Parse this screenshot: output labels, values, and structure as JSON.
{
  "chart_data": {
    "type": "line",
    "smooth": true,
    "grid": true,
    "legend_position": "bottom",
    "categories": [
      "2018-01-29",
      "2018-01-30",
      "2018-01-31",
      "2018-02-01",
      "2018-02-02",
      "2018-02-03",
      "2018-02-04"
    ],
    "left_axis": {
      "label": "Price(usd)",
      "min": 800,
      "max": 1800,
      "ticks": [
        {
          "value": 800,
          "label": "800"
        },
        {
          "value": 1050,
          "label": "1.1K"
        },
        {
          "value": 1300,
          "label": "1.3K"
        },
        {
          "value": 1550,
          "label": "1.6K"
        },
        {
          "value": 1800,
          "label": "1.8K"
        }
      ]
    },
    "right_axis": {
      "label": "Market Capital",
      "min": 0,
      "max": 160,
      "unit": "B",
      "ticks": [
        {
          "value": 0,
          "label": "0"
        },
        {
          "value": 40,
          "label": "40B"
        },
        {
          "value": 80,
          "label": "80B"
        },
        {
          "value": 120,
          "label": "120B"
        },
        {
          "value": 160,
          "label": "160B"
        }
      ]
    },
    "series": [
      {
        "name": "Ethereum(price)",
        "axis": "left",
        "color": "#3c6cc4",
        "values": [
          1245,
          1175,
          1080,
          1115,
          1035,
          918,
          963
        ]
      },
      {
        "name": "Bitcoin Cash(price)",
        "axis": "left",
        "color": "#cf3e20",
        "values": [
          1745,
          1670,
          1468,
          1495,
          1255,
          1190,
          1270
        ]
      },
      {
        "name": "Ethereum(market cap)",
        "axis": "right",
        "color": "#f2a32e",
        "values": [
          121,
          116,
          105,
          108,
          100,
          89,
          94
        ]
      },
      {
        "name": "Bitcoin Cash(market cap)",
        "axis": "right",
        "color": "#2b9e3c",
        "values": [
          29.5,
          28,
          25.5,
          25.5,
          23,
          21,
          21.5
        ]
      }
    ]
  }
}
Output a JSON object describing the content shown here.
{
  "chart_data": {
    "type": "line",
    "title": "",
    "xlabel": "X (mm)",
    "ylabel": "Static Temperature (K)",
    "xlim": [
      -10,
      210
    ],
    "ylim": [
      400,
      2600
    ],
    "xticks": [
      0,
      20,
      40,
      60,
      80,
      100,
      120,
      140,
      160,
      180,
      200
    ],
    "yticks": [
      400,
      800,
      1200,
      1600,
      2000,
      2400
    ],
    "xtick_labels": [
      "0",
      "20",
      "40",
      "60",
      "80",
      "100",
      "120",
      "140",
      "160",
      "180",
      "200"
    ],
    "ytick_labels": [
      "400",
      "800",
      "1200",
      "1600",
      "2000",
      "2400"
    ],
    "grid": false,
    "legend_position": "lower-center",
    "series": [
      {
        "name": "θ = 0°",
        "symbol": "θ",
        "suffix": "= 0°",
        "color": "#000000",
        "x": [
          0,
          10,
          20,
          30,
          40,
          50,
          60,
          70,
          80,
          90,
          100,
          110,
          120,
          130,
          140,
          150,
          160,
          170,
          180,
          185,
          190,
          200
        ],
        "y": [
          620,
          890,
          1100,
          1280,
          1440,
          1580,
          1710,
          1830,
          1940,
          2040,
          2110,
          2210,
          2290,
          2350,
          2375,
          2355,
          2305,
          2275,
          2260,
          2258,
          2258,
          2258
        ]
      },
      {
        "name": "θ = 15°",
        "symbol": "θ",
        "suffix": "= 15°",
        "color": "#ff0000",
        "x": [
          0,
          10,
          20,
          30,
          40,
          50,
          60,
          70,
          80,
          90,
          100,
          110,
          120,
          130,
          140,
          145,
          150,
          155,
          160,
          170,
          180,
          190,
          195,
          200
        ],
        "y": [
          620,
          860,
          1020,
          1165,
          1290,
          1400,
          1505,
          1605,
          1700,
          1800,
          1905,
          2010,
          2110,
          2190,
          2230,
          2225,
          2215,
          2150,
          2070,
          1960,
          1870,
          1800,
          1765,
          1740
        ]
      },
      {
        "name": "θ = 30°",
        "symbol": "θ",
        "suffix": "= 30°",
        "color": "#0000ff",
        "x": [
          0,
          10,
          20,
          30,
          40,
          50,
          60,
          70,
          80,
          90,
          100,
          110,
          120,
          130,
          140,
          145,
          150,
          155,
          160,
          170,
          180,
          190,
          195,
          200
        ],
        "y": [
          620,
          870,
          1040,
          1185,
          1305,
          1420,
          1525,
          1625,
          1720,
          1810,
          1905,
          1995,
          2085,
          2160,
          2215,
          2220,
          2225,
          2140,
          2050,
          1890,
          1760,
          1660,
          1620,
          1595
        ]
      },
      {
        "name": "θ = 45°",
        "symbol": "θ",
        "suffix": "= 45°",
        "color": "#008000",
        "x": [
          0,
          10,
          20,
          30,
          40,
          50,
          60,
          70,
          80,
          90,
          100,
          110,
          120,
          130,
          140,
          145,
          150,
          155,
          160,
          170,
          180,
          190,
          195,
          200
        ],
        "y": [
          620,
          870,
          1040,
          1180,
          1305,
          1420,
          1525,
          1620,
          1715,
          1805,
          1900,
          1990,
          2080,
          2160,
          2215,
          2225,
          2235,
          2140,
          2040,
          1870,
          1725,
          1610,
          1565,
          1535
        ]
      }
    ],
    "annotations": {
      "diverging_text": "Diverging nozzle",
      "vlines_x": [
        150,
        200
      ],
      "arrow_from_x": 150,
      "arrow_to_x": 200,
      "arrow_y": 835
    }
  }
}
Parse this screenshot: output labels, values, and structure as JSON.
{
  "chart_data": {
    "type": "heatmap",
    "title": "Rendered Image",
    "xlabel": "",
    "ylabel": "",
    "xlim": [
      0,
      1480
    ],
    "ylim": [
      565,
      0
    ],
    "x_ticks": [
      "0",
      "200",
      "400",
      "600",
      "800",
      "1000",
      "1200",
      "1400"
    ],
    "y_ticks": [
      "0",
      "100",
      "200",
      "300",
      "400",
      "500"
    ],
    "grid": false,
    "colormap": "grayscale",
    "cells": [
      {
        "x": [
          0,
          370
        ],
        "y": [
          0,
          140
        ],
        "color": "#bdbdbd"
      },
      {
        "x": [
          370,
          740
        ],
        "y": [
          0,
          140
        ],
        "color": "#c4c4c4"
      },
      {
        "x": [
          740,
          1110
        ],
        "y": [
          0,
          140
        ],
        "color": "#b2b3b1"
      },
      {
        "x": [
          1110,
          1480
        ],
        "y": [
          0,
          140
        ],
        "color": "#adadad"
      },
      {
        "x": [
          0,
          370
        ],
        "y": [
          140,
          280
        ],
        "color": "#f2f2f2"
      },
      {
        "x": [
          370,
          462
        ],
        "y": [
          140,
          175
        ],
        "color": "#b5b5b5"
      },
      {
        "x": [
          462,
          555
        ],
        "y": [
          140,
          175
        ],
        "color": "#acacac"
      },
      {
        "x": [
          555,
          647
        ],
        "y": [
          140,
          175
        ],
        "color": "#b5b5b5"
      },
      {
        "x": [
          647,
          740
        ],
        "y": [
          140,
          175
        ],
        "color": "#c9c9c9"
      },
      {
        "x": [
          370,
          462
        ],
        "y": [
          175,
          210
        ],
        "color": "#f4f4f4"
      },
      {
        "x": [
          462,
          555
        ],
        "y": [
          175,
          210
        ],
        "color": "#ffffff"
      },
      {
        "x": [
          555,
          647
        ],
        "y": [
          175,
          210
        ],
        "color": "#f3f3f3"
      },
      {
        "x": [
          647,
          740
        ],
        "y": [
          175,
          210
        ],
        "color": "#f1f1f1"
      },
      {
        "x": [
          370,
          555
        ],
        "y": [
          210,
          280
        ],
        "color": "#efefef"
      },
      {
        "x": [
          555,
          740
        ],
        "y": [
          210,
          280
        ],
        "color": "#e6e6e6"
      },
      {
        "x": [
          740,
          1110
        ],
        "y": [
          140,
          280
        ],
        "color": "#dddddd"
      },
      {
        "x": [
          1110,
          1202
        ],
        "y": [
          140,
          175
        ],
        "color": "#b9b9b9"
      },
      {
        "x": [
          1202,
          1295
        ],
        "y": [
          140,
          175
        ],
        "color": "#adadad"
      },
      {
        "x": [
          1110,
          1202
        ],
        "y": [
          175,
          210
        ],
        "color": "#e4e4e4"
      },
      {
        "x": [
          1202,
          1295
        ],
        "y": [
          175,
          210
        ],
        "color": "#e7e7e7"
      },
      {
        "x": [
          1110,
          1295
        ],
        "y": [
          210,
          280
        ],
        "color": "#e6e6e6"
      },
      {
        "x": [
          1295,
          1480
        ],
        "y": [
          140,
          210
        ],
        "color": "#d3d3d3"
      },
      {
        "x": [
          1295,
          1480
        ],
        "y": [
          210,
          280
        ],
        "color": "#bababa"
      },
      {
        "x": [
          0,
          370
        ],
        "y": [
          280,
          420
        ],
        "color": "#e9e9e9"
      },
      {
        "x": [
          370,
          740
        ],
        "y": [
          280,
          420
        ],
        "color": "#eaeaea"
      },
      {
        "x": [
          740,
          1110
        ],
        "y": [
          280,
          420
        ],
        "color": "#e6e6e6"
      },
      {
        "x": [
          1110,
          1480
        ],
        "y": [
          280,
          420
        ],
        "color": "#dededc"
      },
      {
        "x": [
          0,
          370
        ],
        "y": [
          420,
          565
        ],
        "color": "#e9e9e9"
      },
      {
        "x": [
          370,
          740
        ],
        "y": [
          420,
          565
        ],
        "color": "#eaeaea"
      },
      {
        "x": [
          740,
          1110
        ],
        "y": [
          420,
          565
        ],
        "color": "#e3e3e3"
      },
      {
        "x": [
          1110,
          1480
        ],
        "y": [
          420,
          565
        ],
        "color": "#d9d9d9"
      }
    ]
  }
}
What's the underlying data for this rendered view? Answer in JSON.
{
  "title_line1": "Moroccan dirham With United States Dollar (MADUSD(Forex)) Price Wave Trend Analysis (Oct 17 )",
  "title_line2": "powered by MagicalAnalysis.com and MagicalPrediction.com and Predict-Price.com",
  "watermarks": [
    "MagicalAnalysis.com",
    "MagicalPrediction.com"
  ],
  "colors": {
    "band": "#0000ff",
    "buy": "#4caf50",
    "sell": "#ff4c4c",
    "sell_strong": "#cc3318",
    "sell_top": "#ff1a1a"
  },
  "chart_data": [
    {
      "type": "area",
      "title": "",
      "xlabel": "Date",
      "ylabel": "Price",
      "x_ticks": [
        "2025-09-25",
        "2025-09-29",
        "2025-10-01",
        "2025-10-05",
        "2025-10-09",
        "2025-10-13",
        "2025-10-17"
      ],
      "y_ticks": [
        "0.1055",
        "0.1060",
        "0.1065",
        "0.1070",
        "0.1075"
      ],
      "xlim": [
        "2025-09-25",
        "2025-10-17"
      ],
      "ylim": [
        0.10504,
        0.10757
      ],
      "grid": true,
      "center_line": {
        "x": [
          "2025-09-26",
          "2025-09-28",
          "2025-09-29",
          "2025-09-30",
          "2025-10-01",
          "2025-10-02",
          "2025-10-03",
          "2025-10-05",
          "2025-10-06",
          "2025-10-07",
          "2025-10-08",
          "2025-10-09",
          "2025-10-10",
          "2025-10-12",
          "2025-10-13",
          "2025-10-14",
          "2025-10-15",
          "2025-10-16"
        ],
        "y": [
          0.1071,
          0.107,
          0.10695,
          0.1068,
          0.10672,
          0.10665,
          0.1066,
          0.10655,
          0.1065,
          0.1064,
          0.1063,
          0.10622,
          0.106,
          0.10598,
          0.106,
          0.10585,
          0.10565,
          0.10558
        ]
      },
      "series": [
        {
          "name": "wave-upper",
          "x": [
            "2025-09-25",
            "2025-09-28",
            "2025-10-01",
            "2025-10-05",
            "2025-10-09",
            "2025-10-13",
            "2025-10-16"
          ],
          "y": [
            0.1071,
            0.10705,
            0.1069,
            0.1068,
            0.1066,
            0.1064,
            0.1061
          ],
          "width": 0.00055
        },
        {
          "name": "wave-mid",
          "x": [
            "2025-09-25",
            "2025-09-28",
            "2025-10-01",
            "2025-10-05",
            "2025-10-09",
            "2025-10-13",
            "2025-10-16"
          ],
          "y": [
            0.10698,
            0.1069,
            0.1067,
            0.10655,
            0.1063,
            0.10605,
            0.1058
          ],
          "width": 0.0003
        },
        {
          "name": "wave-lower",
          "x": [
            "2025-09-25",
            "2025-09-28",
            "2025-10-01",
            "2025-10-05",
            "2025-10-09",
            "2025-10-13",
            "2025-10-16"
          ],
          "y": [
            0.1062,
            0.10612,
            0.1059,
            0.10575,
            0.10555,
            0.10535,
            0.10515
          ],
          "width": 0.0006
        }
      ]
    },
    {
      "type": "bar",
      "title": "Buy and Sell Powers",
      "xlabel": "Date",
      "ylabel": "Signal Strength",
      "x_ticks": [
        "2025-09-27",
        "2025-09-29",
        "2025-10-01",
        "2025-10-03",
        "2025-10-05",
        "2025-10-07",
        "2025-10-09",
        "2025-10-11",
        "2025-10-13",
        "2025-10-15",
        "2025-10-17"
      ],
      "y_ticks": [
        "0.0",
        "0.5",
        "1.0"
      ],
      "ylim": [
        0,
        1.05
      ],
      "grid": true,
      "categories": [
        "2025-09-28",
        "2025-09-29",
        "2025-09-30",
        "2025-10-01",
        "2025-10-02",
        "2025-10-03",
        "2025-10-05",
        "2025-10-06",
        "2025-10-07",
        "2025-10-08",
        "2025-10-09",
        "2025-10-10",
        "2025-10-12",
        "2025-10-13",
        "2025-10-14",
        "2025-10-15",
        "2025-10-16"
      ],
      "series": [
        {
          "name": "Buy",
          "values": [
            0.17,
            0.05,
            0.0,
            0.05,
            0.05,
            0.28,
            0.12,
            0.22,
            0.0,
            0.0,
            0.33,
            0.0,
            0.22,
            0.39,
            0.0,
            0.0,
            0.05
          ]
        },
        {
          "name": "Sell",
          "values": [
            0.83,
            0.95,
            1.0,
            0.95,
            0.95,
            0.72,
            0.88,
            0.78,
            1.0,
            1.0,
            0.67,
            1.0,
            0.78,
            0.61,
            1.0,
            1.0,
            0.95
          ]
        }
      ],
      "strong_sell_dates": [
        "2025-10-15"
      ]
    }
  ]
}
+===+
_Instruction_: From the entries, report each line that includes the word "Cash".

_Result_:
        "name": "Bitcoin Cash(price)",
        "name": "Bitcoin Cash(market cap)",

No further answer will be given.